*Your goal*:
Write out the listing beneath this instruction in its entirety, exactly as it reads.

*Data provided*:
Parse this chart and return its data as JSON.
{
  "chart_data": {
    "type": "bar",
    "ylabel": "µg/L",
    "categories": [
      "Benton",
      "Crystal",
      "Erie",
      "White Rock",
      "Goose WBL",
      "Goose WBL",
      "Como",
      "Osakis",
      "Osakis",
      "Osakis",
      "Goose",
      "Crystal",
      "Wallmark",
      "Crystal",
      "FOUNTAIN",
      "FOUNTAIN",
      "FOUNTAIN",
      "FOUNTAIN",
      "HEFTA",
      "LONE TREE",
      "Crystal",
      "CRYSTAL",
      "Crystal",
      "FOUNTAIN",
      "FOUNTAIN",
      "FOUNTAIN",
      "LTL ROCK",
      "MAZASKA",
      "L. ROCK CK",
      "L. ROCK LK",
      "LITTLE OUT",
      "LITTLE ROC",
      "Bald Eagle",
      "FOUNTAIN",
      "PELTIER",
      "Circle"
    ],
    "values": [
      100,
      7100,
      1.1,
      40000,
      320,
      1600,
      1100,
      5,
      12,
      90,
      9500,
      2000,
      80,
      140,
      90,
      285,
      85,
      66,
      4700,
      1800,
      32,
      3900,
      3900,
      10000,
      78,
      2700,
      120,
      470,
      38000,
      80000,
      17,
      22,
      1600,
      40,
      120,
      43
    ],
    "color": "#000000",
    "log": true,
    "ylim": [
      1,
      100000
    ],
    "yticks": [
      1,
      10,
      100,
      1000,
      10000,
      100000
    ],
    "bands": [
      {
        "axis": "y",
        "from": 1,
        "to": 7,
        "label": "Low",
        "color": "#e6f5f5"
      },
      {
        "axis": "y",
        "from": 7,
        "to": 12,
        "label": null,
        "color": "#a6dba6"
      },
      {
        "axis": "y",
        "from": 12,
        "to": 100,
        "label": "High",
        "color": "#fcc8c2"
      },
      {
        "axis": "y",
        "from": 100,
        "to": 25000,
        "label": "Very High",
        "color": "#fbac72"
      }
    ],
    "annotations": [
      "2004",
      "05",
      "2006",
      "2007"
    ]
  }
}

*Written solution*:
Parse this chart and return its data as JSON.
{
  "chart_data": {
    "type": "bar",
    "ylabel": "µg/L",
    "categories": [
      "Benton",
      "Crystal",
      "Erie",
      "White Rock",
      "Goose WBL",
      "Goose WBL",
      "Como",
      "Osakis",
      "Osakis",
      "Osakis",
      "Goose",
      "Crystal",
      "Wallmark",
      "Crystal",
      "FOUNTAIN",
      "FOUNTAIN",
      "FOUNTAIN",
      "FOUNTAIN",
      "HEFTA",
      "LONE TREE",
      "Crystal",
      "CRYSTAL",
      "Crystal",
      "FOUNTAIN",
      "FOUNTAIN",
      "FOUNTAIN",
      "LTL ROCK",
      "MAZASKA",
      "L. ROCK CK",
      "L. ROCK LK",
      "LITTLE OUT",
      "LITTLE ROC",
      "Bald Eagle",
      "FOUNTAIN",
      "PELTIER",
      "Circle"
    ],
    "values": [
      100,
      7100,
      1.1,
      40000,
      320,
      1600,
      1100,
      5,
      12,
      90,
      9500,
      2000,
      80,
      140,
      90,
      285,
      85,
      66,
      4700,
      1800,
      32,
      3900,
      3900,
      10000,
      78,
      2700,
      120,
      470,
      38000,
      80000,
      17,
      22,
      1600,
      40,
      120,
      43
    ],
    "color": "#000000",
    "log": true,
    "ylim": [
      1,
      100000
    ],
    "yticks": [
      1,
      10,
      100,
      1000,
      10000,
      100000
    ],
    "bands": [
      {
        "axis": "y",
        "from": 1,
        "to": 7,
        "label": "Low",
        "color": "#e6f5f5"
      },
      {
        "axis": "y",
        "from": 7,
        "to": 12,
        "label": null,
        "color": "#a6dba6"
      },
      {
        "axis": "y",
        "from": 12,
        "to": 100,
        "label": "High",
        "color": "#fcc8c2"
      },
      {
        "axis": "y",
        "from": 100,
        "to": 25000,
        "label": "Very High",
        "color": "#fbac72"
      }
    ],
    "annotations": [
      "2004",
      "05",
      "2006",
      "2007"
    ]
  }
}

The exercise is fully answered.